* [YOUR TASK]: Please give back the stretch of the data that opens with the line containing "- camera-off-icon[interactable]: [978, 215, 991, 229]" and closes with the line containing "- member-row[interactable]: 李春生(主持人, 我)", with "video-tile" renamed to "video-panel" and nothing else altered. Return only those lines.

* [TASK DATA]:
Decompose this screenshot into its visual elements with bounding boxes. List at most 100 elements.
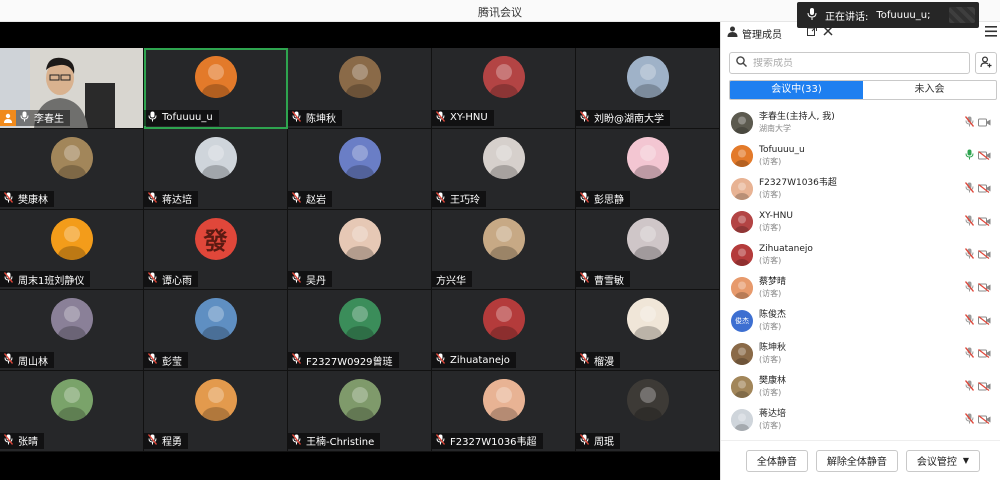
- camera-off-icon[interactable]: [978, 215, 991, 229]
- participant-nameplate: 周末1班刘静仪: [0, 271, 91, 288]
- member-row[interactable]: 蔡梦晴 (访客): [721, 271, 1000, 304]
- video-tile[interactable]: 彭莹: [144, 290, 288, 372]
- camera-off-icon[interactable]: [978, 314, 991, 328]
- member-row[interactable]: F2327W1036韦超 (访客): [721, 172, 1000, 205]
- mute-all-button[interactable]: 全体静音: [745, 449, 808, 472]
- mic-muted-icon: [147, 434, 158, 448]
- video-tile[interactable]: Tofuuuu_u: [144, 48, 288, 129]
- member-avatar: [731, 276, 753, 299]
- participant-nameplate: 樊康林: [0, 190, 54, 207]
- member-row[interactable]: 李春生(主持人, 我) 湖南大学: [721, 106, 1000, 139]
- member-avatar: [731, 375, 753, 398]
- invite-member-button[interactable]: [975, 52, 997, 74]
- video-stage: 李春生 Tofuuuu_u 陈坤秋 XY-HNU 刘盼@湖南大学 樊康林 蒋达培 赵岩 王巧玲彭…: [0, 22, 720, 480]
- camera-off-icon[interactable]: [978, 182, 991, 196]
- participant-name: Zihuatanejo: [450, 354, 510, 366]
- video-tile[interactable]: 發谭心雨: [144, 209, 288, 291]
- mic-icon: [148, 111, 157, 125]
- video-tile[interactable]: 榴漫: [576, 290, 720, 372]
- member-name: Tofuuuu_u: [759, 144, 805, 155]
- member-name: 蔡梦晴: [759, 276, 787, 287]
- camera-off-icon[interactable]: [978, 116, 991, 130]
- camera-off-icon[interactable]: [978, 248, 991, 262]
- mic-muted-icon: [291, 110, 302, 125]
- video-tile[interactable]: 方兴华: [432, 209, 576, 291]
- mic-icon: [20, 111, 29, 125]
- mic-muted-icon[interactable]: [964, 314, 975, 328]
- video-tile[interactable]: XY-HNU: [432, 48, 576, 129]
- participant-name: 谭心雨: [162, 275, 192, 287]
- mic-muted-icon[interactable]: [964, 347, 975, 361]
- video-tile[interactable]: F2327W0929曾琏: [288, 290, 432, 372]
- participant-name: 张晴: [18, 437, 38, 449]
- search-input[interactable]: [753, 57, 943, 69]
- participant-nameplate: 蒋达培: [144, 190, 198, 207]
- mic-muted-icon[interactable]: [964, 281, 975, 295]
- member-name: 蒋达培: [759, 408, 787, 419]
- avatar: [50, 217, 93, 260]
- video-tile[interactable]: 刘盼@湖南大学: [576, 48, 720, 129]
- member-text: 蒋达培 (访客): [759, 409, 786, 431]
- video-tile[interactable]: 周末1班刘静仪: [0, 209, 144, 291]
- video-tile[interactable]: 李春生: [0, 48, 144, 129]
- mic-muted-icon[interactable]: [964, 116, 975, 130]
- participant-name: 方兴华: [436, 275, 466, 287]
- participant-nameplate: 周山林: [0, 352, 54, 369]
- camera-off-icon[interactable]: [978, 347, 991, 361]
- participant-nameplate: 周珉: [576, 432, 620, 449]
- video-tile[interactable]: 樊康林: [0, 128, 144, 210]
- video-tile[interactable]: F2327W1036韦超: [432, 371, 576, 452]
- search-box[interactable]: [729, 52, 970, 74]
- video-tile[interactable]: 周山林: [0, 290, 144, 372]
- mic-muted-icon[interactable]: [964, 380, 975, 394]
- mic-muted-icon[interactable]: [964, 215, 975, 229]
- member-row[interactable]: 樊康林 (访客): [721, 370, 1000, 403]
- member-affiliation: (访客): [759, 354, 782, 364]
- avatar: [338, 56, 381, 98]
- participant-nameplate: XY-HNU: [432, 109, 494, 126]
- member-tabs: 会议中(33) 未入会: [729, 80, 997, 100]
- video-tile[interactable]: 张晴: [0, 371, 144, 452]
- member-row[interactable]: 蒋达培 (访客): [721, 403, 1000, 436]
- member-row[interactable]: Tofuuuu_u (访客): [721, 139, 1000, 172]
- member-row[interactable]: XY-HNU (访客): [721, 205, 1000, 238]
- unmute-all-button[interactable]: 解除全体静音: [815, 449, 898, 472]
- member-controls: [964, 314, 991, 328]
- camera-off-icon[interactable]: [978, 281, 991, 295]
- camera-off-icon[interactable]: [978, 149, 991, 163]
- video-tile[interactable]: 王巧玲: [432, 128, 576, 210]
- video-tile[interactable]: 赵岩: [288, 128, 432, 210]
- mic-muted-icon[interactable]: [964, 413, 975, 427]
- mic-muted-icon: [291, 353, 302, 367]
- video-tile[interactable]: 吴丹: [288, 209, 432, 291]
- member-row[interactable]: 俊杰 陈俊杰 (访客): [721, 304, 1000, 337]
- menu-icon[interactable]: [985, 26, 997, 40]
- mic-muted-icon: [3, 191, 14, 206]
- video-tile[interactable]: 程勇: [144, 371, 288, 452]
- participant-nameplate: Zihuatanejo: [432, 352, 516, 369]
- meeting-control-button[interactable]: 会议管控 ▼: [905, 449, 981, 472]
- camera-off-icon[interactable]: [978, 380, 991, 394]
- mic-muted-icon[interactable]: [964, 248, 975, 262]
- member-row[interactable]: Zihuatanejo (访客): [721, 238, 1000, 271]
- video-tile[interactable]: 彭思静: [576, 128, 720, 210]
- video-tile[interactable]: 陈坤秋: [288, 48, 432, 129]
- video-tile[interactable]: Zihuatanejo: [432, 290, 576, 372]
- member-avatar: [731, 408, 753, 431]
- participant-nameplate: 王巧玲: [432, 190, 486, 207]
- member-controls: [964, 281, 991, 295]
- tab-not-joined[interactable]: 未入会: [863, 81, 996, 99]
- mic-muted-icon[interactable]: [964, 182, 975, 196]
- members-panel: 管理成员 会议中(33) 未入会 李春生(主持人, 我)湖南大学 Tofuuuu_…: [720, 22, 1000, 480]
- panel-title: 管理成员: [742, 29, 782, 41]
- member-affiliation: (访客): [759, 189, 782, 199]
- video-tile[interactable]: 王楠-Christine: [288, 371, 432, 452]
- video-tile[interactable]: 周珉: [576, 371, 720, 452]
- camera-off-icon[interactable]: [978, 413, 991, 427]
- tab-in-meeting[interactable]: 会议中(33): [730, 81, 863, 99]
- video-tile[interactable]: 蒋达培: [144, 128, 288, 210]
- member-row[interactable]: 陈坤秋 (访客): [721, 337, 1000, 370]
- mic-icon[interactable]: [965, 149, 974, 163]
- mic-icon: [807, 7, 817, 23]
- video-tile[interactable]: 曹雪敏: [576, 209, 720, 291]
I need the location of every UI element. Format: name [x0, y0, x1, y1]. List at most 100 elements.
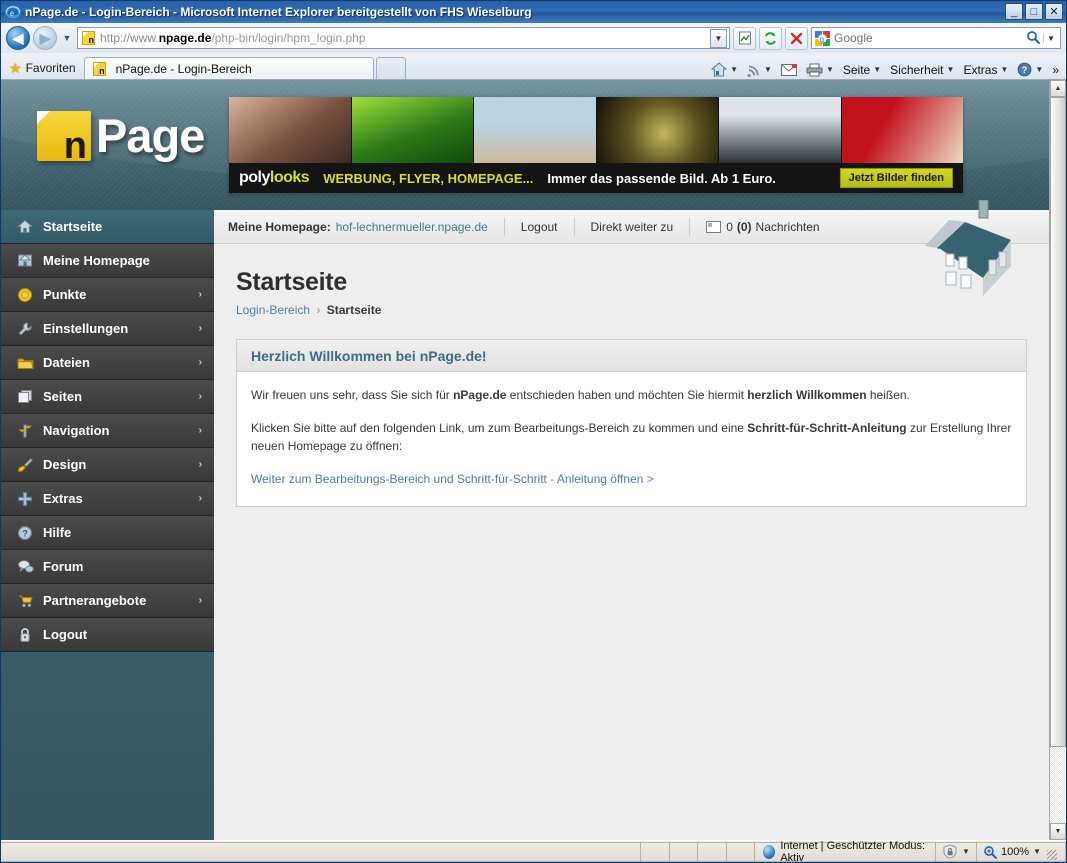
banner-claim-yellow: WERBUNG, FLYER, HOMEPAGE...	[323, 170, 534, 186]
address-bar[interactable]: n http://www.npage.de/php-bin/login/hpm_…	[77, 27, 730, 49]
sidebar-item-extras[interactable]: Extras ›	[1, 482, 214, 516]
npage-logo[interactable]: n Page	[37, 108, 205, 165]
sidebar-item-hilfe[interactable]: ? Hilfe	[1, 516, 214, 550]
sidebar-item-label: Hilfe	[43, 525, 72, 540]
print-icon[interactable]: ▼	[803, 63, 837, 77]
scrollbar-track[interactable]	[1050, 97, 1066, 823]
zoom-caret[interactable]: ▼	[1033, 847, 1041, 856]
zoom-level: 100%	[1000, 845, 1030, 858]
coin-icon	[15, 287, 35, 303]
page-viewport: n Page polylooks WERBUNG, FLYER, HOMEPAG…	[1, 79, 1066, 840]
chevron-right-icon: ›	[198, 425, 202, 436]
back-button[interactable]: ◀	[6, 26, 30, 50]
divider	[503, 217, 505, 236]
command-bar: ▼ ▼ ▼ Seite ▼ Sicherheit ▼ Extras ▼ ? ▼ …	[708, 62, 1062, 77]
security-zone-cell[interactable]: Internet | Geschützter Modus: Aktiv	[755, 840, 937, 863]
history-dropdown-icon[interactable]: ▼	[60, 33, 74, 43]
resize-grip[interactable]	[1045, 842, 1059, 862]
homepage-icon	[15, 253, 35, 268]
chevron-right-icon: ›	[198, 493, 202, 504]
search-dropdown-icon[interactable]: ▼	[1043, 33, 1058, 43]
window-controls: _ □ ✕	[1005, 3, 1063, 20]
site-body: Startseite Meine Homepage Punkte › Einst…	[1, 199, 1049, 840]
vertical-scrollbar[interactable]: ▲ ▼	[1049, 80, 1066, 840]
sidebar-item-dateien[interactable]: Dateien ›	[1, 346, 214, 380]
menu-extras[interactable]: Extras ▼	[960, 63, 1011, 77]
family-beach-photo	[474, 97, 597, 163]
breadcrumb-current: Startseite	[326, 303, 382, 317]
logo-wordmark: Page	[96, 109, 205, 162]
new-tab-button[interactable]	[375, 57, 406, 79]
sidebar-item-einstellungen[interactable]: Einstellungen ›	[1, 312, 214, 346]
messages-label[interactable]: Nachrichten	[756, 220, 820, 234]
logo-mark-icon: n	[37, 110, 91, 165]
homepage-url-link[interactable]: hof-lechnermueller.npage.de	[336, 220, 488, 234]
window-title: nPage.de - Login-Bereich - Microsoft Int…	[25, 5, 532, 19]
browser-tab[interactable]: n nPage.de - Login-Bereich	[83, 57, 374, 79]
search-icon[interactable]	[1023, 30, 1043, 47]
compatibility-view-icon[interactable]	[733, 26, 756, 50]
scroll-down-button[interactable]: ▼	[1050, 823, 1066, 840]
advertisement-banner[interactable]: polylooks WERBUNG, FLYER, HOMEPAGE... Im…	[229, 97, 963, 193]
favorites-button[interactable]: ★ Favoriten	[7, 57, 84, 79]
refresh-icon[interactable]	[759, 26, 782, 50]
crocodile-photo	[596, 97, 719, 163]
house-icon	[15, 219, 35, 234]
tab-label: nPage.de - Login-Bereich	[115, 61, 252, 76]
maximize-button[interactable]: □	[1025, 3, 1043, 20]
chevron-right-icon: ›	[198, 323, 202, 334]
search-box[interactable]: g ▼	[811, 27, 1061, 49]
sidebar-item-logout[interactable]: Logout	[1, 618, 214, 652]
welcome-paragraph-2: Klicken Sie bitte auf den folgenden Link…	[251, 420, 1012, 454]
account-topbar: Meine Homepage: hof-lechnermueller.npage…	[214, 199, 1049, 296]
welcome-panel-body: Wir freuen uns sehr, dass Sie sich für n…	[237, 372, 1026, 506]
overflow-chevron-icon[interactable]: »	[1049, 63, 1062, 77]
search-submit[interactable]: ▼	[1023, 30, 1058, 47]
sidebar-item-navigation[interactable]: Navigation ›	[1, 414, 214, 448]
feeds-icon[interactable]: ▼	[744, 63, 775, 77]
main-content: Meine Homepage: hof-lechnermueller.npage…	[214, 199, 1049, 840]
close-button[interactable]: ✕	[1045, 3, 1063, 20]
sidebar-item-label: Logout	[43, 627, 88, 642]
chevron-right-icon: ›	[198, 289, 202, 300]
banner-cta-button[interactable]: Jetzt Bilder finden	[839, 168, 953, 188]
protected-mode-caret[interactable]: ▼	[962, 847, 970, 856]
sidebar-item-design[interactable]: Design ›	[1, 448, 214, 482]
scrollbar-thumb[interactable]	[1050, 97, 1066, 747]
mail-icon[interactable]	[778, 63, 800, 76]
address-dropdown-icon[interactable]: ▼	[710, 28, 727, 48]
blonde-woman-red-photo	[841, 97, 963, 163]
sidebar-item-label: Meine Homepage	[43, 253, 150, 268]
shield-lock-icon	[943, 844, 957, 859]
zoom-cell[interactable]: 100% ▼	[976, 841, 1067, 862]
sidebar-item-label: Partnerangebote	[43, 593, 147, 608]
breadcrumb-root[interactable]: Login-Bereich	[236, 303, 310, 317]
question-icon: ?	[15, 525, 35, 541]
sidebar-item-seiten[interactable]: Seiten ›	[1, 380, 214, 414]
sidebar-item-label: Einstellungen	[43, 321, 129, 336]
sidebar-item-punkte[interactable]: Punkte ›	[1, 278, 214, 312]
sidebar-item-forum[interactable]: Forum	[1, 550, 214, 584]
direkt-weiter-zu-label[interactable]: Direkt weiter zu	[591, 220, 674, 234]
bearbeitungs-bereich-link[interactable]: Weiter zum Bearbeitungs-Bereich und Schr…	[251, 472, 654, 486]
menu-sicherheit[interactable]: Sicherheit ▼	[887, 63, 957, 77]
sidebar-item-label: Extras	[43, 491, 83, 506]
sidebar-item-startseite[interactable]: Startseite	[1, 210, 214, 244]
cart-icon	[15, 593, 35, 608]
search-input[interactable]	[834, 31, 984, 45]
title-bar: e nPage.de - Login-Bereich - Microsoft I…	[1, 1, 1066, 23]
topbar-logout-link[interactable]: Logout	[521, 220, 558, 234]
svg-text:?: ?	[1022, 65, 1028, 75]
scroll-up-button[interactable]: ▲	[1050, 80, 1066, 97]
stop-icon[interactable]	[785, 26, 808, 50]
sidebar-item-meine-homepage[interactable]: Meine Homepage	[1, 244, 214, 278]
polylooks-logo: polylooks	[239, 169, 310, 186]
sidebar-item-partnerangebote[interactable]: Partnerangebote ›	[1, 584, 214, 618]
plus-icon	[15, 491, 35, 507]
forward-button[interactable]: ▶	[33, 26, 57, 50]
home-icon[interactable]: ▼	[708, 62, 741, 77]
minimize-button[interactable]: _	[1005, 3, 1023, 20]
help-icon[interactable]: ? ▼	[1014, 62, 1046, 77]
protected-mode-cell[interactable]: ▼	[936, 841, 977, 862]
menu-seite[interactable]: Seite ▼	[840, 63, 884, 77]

* [FINISHED ANSWER]:
- camera-off-icon[interactable]: [978, 215, 991, 229]
- participant-nameplate: 周末1班刘静仪: [0, 271, 91, 288]
- member-row[interactable]: 蔡梦晴 (访客): [721, 271, 1000, 304]
- video-panel[interactable]: 彭莹: [144, 290, 288, 372]
- camera-off-icon[interactable]: [978, 314, 991, 328]
- member-row[interactable]: F2327W1036韦超 (访客): [721, 172, 1000, 205]
- mute-all-button[interactable]: 全体静音: [745, 449, 808, 472]
- mic-muted-icon: [147, 434, 158, 448]
- video-panel[interactable]: Tofuuuu_u: [144, 48, 288, 129]
- member-avatar: [731, 276, 753, 299]
- participant-nameplate: 樊康林: [0, 190, 54, 207]
- member-row[interactable]: 李春生(主持人, 我) 湖南大学: [721, 106, 1000, 139]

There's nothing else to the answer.